**読む文章**
14年の合計特殊出生率1.42

日本経済新聞によると

 厚生労働省が5日発表した2014年の人口動態統計によると、1人の女性が生涯に何人の子どもを産むのかを推計した合計特殊出生率は1.42となり、9年ぶりに低下した。05年の1.26を底に緩やかに上昇していたが、前年を0.01ポイント下回った。女性が第1子を産む平均年齢は30.6歳となり、晩婚・晩産が一段と進んだ。出生数は100万人割れ目前で、人口減少と少子化への対策が急務であることが改めて浮き彫りになった。

 出生率は05年を底に上昇傾向をたどり、13年まで2年連続で上昇していた。第2次ベビーブームの1971〜74年に生まれた「団塊ジュニア」と呼ばれる世代が30歳代後半から40歳代にさしかかって出産に積極的になったためだ。

保存データの項目:

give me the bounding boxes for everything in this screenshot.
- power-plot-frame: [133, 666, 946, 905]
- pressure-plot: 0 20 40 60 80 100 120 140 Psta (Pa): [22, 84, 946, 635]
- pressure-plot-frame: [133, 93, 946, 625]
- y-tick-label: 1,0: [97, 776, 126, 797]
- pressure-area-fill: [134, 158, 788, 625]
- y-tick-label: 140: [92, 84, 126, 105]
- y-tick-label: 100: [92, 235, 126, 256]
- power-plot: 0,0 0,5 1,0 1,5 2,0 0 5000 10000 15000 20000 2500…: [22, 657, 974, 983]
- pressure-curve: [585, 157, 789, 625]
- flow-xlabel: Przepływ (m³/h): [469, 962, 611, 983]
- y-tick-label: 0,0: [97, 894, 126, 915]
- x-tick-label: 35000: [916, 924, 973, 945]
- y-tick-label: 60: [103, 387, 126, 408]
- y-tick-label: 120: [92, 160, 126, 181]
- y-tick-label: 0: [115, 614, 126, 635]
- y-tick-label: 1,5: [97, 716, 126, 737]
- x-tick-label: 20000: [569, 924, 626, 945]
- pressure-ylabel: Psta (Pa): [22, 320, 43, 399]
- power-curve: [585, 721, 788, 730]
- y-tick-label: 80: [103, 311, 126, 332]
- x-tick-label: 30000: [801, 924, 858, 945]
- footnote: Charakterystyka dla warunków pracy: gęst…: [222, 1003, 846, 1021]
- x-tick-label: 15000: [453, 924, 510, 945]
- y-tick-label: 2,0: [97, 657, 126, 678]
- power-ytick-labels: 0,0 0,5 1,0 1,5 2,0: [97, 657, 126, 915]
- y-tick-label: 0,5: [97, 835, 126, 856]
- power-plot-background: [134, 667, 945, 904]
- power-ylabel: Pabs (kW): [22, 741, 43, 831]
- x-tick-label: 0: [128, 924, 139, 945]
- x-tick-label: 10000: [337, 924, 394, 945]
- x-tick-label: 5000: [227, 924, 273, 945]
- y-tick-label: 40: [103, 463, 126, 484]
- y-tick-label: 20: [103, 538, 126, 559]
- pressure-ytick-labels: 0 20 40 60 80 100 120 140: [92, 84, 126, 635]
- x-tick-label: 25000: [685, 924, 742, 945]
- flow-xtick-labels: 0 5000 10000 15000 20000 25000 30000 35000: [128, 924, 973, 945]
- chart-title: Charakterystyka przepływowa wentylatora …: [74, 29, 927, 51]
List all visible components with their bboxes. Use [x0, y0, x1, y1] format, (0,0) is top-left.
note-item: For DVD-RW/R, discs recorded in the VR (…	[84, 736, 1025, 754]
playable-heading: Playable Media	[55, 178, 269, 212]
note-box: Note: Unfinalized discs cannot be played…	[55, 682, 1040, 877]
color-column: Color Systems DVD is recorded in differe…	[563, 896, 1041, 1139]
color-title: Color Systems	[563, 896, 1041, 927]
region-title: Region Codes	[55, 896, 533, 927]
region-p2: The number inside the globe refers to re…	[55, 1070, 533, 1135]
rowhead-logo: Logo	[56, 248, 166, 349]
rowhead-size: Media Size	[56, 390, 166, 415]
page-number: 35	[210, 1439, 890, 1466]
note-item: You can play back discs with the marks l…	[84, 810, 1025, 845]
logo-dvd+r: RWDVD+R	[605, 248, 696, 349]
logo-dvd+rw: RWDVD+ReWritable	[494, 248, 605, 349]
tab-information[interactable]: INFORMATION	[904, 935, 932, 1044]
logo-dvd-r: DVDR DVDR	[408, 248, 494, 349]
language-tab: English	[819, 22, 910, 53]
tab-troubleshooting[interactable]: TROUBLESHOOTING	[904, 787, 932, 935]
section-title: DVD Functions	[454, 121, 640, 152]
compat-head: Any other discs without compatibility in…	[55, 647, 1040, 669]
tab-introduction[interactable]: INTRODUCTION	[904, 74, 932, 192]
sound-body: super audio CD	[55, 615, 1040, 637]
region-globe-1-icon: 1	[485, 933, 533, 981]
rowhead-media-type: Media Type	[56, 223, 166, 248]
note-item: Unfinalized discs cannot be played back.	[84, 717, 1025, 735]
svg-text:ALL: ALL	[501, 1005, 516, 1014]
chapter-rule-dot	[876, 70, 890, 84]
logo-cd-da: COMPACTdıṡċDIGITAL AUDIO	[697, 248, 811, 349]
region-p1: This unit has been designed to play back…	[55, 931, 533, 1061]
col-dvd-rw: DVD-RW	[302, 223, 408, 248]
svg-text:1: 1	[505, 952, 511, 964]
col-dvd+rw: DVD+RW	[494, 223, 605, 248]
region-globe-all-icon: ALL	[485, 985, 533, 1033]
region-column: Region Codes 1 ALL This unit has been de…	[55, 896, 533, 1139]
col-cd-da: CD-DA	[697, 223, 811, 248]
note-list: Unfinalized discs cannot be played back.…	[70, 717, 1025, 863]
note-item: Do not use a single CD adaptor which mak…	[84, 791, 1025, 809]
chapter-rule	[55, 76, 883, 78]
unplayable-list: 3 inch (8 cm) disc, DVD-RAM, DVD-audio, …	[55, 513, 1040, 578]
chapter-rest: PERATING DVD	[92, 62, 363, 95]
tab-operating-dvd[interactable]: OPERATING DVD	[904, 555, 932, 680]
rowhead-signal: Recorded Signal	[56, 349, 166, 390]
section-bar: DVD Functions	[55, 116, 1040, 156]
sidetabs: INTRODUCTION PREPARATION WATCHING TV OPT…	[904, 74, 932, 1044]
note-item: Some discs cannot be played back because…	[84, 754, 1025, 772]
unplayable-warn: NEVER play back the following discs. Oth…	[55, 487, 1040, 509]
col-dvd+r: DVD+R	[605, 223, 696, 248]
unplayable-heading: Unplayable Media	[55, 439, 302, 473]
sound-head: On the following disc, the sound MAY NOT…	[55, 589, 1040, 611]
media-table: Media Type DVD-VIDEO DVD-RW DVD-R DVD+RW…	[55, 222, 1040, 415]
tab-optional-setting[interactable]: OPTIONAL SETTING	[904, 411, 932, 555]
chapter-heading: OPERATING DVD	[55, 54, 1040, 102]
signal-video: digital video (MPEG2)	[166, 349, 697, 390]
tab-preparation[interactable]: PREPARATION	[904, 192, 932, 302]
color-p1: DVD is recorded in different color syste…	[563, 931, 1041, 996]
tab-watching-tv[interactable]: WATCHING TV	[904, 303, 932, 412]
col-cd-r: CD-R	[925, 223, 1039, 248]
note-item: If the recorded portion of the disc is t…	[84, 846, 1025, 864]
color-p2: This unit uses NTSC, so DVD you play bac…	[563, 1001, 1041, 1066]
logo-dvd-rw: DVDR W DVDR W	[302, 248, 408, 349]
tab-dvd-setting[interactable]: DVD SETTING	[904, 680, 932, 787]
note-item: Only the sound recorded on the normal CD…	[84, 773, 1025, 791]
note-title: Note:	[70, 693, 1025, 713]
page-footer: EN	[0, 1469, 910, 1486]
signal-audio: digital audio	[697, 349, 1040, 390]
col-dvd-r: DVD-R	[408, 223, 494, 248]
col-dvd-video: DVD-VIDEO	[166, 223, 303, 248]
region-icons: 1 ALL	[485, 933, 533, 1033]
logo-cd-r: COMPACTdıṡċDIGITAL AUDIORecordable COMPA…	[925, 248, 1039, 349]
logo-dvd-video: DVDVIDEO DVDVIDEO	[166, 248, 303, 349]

**やること**
1. 出生率の記事によると、2014年に女性が第1子を産む平均年齢は何歳でしたか。
2. 出生率の記事では、出生率が13年まで上がり続けていたのはなぜだと説明していますか。1〜3文でまとめてください。
3. 出生率の記事の続きを、最後の文のあとから書き進めてください。

**回答一覧**
1. 30.6歳です。

2. 第2次ベビーブームの1971〜74年に生まれた「団塊ジュニア」の世代が、30歳代後半から40歳代にさしかかり、出産に積極的になったためです。

3.
 14年は「団塊ジュニア」世代の出産が減少。前年の約7万人から5万人未満に減ったもようだ。さらに20歳代が一段と子どもを産まなくなった。出生率を年代別にみると、20〜24歳、25〜29歳はいずれも4年連続で低下した。30歳代前半は9年連続で上昇しているものの、20歳代の低下を補うことができず、全体では前年を下回った。

 出生率の低下は結婚・出産の年齢が上がっていることとも関係している。平均初婚年齢は14年には男性が31.1歳、女性が29.4歳まで上昇した。女性が第1子を産む平均年齢は1995年に27.5歳だったが、30.6歳となり、過去最高だった前年(30.4歳)よりさらに上がった。

 第1子の出産年齢が上がると、第2子以降の出産も減る傾向にある。14年の第2子の出生率は5年ぶりに低下した。晩婚化や晩産化が一段と進んだことが出生率を押し下げた可能性が高い。

 出生率が14年まで3年連続で1.4を超えたのは780万人いる「団塊ジュニア」の出産が押し上げた面が大きい。この世代の出産がピークを越え、今後はゆるやかな低下傾向をたどる可能性がある。国立社会保障・人口問題研究所は「出生率は長期的に1.35で推移する」と予測している。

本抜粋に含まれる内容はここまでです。